GIVEN INSTRUCTION:
Starting with the first line of the entries and going on through the line containing "add-icon <box>679 1488 703 1512</box>", copy each line character for character, including both of those lines.

MATERIAL FOR THIS EXERCISE:
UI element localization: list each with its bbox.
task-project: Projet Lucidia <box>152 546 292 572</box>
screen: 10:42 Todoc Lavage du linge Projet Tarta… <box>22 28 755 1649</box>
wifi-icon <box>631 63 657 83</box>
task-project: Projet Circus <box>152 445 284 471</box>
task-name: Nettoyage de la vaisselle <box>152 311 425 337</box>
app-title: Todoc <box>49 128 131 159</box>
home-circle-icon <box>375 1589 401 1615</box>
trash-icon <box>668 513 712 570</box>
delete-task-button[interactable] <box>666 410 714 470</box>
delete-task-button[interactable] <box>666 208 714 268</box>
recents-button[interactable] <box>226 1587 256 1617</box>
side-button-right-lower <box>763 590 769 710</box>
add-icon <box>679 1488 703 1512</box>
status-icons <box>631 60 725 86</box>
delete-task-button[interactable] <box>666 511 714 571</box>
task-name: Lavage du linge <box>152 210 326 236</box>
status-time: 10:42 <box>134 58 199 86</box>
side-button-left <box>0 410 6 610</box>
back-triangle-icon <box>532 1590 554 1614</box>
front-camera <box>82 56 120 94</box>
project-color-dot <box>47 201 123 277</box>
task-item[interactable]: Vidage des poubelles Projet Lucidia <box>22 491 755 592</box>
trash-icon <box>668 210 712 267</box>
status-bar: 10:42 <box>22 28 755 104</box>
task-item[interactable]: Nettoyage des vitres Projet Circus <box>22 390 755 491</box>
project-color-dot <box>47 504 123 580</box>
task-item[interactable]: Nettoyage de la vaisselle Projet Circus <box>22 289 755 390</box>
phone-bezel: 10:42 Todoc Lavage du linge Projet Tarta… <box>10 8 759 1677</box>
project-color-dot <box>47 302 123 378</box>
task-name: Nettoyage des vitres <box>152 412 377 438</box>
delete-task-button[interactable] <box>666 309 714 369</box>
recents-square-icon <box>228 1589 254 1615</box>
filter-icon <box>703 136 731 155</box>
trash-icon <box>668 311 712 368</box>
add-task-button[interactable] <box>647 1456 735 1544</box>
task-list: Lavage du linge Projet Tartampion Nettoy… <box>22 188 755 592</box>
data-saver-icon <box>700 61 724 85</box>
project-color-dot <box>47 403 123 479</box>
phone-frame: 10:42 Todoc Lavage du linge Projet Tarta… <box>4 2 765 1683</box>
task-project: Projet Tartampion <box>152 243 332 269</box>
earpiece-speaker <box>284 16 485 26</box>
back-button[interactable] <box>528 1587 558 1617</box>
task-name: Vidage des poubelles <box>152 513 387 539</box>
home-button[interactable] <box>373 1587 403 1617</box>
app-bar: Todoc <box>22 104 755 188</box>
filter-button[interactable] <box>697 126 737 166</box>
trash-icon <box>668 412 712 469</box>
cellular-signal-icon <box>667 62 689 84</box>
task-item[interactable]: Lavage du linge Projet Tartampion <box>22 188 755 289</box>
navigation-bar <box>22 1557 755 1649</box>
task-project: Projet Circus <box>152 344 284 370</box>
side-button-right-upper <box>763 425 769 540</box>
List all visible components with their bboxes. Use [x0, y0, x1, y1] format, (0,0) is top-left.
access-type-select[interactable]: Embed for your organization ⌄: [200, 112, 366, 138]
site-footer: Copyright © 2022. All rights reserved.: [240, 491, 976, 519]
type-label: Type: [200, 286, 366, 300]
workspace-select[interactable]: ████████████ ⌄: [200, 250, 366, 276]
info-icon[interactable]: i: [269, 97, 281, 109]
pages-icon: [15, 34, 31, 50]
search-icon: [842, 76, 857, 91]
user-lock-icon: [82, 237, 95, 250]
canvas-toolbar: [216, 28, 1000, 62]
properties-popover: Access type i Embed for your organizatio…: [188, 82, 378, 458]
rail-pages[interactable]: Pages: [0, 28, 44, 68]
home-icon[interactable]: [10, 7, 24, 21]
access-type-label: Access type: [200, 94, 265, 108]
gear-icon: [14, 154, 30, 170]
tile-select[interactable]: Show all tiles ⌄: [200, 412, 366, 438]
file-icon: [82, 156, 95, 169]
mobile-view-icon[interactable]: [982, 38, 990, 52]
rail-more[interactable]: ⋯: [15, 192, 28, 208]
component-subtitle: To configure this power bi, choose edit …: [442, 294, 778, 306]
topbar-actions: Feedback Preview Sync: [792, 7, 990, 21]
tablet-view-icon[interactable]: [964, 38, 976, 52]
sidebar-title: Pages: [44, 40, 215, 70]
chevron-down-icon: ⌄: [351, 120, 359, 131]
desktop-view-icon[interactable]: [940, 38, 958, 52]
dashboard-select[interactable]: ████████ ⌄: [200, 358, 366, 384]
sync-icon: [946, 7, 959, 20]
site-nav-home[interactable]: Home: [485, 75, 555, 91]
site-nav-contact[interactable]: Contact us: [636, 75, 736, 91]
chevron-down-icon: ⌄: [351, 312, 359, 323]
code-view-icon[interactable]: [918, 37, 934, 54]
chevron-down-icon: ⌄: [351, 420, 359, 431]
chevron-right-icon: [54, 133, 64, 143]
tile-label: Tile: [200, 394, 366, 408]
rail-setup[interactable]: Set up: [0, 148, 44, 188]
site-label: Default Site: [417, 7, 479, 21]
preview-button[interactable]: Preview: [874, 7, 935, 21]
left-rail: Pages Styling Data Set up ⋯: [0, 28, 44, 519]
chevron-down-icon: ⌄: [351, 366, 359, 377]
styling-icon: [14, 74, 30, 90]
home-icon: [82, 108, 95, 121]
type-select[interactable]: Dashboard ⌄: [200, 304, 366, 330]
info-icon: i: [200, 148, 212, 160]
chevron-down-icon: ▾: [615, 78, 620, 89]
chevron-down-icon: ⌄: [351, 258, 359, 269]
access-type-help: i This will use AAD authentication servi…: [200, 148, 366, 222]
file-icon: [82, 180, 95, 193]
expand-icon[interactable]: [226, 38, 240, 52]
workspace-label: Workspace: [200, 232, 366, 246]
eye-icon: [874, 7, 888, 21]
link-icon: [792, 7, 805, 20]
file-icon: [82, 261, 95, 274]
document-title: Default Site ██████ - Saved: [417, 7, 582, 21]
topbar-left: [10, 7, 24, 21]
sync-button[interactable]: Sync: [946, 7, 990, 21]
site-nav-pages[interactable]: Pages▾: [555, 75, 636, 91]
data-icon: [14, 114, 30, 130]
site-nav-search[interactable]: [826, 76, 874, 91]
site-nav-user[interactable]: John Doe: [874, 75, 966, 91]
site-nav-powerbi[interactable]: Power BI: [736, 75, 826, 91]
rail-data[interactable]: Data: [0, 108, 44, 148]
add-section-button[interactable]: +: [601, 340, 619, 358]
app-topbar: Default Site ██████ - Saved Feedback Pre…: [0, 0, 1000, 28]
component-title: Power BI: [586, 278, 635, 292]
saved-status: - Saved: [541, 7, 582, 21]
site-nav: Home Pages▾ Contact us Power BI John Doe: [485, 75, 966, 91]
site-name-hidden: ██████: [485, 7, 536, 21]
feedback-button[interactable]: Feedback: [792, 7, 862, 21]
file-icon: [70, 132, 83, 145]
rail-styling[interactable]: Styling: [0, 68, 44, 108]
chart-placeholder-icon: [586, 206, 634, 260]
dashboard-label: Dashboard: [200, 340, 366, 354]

REPLY:
UI element localization: list each with its bbox.
task-project: Projet Lucidia <box>152 546 292 572</box>
screen: 10:42 Todoc Lavage du linge Projet Tarta… <box>22 28 755 1649</box>
wifi-icon <box>631 63 657 83</box>
task-project: Projet Circus <box>152 445 284 471</box>
task-name: Nettoyage de la vaisselle <box>152 311 425 337</box>
app-title: Todoc <box>49 128 131 159</box>
home-circle-icon <box>375 1589 401 1615</box>
trash-icon <box>668 513 712 570</box>
delete-task-button[interactable] <box>666 410 714 470</box>
delete-task-button[interactable] <box>666 208 714 268</box>
recents-button[interactable] <box>226 1587 256 1617</box>
side-button-right-lower <box>763 590 769 710</box>
add-icon <box>679 1488 703 1512</box>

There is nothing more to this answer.